- WHAT YOU NEED TO DO
Pull out all lines from the listing below in which the word "Aufwertungsgesetzes" appears.

- DATASET ENTRIES
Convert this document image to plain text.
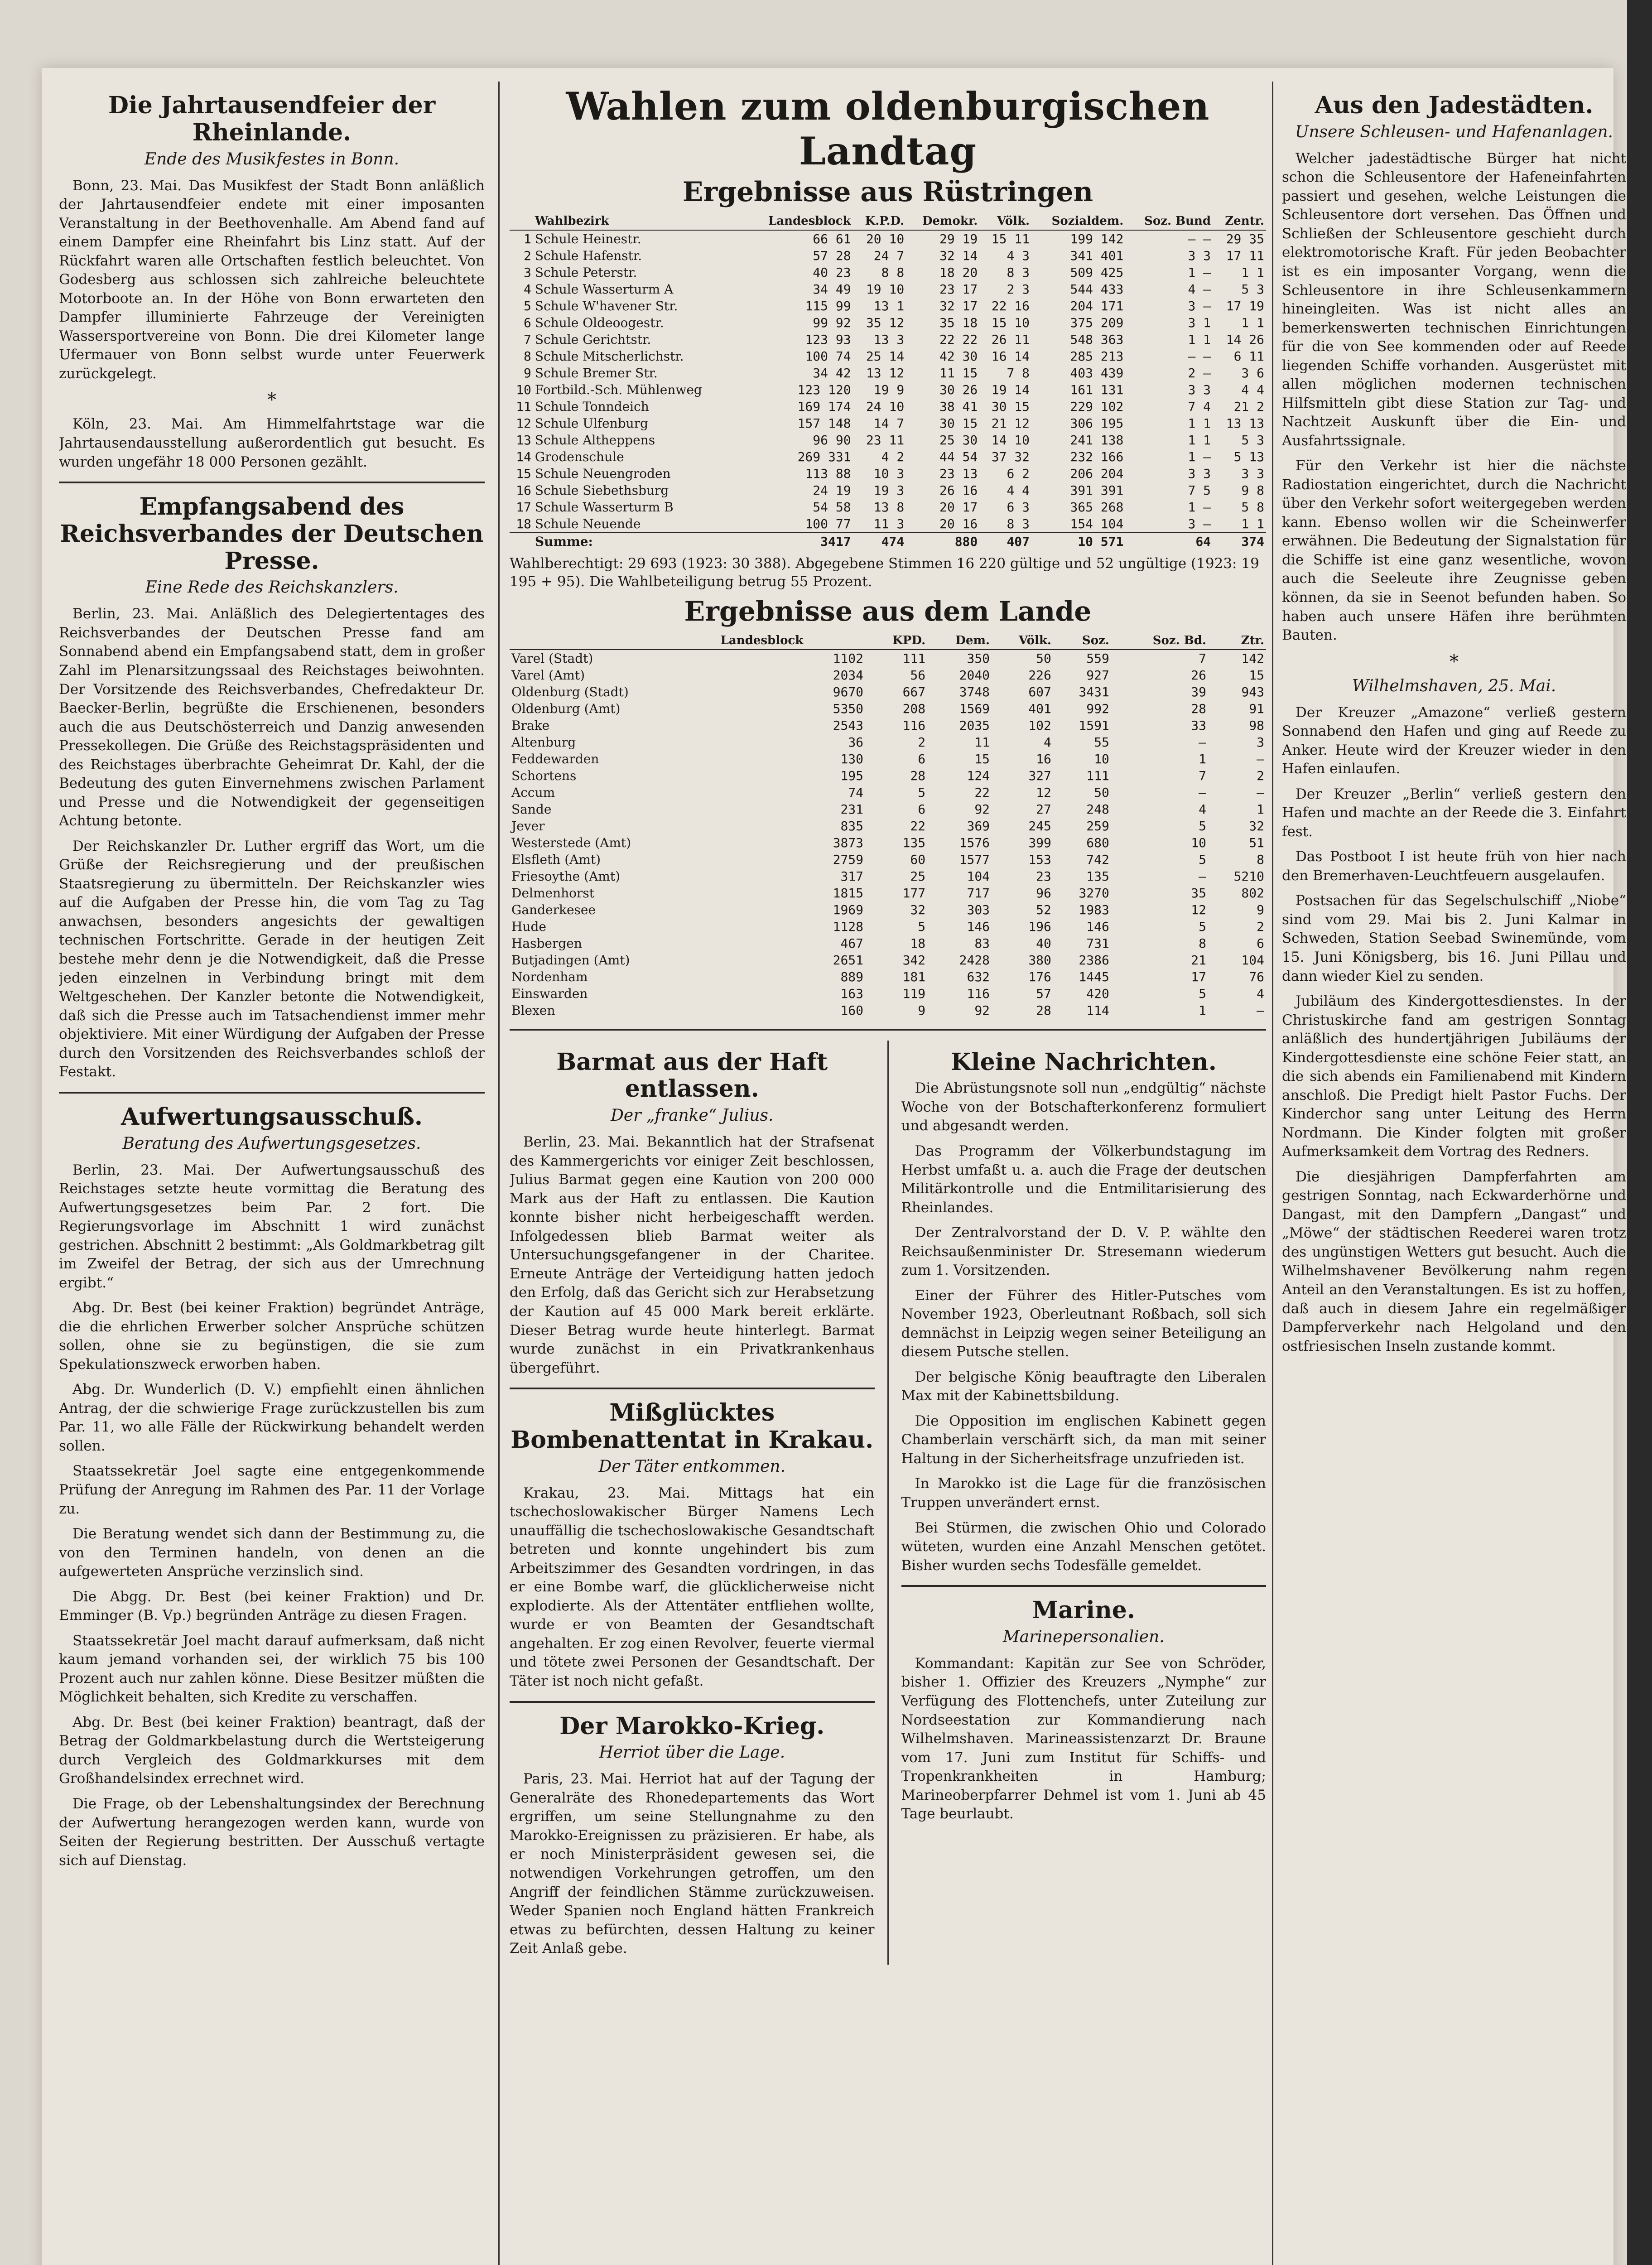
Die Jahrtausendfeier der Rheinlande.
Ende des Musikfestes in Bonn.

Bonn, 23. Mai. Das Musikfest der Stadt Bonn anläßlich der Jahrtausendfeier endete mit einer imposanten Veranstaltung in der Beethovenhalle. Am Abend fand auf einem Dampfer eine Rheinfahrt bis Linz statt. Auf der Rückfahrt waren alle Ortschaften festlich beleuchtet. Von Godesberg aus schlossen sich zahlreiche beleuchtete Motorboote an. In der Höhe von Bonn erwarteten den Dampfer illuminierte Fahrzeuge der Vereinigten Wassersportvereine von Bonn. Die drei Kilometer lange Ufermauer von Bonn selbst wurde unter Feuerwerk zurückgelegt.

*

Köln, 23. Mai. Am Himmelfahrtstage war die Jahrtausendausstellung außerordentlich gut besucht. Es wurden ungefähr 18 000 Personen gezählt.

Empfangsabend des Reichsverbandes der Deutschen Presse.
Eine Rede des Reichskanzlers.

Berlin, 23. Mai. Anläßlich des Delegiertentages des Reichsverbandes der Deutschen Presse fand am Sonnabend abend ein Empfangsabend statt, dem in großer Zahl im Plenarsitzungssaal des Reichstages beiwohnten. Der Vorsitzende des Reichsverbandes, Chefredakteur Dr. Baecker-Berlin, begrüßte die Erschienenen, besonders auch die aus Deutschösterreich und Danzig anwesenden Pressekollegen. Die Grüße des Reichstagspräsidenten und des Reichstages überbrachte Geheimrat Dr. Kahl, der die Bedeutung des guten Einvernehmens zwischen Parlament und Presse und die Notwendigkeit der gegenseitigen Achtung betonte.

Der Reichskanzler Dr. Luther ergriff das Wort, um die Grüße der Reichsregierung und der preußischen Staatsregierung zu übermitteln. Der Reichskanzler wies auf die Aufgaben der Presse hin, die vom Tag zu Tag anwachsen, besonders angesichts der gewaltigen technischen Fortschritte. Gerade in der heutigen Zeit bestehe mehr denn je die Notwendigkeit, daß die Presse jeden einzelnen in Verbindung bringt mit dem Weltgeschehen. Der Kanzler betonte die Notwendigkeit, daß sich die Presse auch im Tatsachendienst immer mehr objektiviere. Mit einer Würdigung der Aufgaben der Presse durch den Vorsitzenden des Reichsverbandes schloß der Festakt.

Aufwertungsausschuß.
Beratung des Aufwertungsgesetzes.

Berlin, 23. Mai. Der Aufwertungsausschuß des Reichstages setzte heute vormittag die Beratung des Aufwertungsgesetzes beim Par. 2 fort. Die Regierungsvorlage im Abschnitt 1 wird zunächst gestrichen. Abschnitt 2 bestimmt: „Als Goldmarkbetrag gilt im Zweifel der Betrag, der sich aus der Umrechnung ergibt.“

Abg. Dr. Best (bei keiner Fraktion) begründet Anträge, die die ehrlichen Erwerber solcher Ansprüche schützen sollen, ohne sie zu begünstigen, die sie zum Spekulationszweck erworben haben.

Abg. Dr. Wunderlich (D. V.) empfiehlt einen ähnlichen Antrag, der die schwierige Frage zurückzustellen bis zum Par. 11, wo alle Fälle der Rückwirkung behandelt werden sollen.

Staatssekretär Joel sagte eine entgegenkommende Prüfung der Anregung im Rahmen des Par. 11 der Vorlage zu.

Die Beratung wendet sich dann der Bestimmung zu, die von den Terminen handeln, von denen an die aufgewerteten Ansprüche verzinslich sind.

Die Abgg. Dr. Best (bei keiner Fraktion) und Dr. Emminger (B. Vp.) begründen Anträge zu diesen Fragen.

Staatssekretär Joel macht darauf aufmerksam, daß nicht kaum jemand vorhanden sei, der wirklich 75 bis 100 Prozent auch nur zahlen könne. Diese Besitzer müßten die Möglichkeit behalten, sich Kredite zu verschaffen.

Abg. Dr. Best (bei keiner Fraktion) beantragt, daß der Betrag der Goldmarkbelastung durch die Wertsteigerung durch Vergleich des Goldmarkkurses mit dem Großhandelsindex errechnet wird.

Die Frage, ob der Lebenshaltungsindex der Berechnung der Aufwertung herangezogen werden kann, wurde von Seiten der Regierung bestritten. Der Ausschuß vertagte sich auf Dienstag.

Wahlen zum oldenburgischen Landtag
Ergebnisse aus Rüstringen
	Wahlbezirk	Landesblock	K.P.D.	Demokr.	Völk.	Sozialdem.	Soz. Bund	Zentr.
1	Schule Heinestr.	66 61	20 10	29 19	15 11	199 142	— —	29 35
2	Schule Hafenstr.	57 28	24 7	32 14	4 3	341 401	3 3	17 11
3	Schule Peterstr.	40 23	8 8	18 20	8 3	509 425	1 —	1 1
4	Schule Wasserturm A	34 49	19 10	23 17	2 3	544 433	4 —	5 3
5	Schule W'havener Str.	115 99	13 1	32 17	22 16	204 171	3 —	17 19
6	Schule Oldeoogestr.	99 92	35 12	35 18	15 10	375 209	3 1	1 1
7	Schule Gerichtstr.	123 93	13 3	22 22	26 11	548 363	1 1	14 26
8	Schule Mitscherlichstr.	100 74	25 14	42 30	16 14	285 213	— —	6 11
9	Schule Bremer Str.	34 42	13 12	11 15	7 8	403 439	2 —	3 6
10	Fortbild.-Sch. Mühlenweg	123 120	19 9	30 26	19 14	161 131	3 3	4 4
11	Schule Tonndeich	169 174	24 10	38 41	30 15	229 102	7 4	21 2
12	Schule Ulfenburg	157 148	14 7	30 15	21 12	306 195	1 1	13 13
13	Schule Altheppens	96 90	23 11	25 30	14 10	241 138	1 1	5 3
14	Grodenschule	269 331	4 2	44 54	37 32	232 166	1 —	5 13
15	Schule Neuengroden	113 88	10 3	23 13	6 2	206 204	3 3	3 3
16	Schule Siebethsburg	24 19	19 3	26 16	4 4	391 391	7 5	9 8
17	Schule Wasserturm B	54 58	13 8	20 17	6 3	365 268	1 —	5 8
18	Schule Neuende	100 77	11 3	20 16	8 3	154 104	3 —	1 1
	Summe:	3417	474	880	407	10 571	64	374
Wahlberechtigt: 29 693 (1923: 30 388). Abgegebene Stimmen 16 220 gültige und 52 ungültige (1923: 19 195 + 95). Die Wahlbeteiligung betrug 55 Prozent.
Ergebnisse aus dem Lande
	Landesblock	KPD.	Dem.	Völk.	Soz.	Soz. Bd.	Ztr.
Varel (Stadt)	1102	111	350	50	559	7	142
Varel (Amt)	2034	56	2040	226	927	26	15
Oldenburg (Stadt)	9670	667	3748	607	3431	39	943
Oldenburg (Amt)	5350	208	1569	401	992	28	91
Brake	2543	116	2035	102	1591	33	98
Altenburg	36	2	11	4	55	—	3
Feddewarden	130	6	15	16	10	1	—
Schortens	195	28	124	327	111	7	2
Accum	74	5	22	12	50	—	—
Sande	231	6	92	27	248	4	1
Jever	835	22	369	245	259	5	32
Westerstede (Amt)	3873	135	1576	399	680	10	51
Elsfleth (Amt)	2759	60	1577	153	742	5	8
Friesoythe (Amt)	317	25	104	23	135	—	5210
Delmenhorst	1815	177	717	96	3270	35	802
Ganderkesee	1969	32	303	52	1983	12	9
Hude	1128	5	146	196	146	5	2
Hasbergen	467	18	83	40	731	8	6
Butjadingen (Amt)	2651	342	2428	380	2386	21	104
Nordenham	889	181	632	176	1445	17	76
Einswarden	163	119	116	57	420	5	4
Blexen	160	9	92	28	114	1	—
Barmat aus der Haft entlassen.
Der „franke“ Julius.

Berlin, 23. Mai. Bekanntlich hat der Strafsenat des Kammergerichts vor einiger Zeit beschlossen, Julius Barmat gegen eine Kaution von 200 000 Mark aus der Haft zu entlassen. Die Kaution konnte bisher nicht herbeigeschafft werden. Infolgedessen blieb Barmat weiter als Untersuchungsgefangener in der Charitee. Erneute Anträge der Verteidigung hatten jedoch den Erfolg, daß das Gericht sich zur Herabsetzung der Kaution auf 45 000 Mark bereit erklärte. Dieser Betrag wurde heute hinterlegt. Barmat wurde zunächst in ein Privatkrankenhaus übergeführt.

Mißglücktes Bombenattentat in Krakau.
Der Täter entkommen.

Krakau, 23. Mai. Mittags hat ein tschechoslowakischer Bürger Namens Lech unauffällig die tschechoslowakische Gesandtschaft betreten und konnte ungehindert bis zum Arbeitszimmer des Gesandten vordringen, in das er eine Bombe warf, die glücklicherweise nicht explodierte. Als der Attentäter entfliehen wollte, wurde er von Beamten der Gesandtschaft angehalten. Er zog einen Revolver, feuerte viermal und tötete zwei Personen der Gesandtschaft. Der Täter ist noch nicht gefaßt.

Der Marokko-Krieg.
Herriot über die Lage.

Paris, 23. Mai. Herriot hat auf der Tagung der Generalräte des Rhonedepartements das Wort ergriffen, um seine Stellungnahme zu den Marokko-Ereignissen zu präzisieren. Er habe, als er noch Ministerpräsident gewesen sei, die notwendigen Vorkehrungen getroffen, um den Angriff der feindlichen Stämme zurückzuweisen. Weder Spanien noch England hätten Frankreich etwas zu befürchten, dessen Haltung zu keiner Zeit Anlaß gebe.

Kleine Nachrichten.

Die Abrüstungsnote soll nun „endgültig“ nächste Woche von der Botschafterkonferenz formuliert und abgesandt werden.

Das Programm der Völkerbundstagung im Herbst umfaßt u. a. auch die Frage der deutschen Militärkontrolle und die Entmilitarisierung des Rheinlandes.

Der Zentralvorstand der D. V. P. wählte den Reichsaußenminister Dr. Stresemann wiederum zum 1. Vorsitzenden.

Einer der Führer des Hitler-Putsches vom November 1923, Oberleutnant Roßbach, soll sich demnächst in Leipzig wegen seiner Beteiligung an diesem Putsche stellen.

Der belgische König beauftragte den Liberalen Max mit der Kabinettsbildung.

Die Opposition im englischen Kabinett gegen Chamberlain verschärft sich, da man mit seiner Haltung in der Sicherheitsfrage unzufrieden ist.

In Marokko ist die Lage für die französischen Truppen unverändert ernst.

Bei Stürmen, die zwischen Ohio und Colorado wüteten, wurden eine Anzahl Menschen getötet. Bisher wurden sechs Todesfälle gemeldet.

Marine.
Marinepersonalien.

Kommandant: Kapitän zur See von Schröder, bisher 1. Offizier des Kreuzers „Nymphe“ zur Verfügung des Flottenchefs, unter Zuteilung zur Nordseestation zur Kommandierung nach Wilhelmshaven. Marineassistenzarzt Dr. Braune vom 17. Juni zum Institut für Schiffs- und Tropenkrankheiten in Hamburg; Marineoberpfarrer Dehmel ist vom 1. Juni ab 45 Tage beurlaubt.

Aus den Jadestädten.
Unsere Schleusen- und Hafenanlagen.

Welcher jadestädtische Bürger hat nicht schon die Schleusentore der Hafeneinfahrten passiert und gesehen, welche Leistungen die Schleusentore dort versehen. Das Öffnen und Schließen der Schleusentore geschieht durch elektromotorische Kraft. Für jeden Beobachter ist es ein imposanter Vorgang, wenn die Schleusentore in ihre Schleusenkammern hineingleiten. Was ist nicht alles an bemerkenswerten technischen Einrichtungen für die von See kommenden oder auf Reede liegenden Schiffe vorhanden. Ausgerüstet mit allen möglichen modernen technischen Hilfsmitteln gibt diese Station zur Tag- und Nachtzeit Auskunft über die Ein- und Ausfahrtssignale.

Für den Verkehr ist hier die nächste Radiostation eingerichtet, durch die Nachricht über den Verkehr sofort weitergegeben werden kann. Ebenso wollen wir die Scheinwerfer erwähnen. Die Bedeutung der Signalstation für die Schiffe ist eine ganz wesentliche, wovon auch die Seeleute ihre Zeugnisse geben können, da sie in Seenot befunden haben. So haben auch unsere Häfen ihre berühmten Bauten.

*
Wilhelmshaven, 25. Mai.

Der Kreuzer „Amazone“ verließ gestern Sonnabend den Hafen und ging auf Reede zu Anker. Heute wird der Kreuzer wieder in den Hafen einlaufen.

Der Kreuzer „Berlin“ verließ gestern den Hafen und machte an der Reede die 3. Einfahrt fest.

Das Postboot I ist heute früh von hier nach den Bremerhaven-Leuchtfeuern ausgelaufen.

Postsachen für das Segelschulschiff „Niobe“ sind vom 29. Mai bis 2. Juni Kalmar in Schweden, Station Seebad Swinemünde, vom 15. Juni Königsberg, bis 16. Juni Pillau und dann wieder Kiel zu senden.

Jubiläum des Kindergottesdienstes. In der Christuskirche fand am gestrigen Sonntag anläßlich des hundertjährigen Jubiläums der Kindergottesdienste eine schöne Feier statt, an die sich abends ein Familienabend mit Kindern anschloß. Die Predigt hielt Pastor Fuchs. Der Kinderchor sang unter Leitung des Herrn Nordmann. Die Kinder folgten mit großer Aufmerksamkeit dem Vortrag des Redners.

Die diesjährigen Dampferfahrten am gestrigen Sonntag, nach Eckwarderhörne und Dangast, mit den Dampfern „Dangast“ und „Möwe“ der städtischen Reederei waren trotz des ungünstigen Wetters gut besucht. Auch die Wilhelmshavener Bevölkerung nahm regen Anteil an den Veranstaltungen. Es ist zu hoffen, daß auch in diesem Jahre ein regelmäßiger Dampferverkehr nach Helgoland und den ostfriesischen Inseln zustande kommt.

==

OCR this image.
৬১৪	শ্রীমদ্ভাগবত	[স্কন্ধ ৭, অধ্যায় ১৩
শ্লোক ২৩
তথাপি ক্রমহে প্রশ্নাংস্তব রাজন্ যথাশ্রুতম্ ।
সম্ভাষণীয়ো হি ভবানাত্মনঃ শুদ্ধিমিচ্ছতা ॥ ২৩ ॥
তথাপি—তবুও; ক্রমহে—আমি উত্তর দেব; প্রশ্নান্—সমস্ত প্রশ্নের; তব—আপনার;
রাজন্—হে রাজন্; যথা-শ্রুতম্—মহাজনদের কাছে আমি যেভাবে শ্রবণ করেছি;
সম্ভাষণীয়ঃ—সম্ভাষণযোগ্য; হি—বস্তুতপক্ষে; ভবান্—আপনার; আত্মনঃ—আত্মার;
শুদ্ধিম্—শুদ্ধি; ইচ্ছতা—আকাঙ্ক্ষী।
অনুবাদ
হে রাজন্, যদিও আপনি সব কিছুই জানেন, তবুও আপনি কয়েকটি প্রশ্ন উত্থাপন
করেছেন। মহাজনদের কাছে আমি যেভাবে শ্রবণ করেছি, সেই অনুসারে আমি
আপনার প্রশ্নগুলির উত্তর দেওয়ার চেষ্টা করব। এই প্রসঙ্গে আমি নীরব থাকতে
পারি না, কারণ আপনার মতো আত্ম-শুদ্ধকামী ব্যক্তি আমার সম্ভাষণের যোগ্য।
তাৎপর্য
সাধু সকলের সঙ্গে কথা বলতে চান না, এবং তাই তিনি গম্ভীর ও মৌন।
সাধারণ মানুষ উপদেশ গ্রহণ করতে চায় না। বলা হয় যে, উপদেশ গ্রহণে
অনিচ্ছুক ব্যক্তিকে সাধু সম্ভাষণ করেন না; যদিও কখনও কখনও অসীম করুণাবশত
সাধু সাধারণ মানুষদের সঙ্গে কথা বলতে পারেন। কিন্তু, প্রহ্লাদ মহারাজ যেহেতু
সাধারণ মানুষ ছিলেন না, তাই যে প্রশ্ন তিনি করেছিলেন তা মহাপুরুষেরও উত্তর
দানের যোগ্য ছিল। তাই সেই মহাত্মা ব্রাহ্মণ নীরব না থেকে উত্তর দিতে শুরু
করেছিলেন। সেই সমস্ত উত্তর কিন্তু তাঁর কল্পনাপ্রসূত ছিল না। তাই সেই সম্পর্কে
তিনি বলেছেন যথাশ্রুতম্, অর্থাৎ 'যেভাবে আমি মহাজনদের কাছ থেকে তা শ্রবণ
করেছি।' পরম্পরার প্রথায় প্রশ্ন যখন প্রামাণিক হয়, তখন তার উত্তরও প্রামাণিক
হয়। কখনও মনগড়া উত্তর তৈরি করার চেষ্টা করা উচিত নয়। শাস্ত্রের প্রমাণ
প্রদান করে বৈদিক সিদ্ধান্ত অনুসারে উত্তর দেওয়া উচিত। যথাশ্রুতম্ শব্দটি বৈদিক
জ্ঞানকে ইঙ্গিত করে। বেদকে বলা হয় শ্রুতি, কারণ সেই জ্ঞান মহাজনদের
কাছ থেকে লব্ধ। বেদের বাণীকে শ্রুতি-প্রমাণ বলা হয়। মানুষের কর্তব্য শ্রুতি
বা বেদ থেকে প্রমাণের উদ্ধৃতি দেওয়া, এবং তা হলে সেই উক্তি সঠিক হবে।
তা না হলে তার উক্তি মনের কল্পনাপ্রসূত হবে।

- RESPONSE
Beratung des Aufwertungsgesetzes.
Berlin, 23. Mai. Der Aufwertungsausschuß des Reichstages setzte heute vormittag die Beratung des Aufwertungsgesetzes beim Par. 2 fort. Die Regierungsvorlage im Abschnitt 1 wird zunächst gestrichen. Abschnitt 2 bestimmt: „Als Goldmarkbetrag gilt im Zweifel der Betrag, der sich aus der Umrechnung ergibt.“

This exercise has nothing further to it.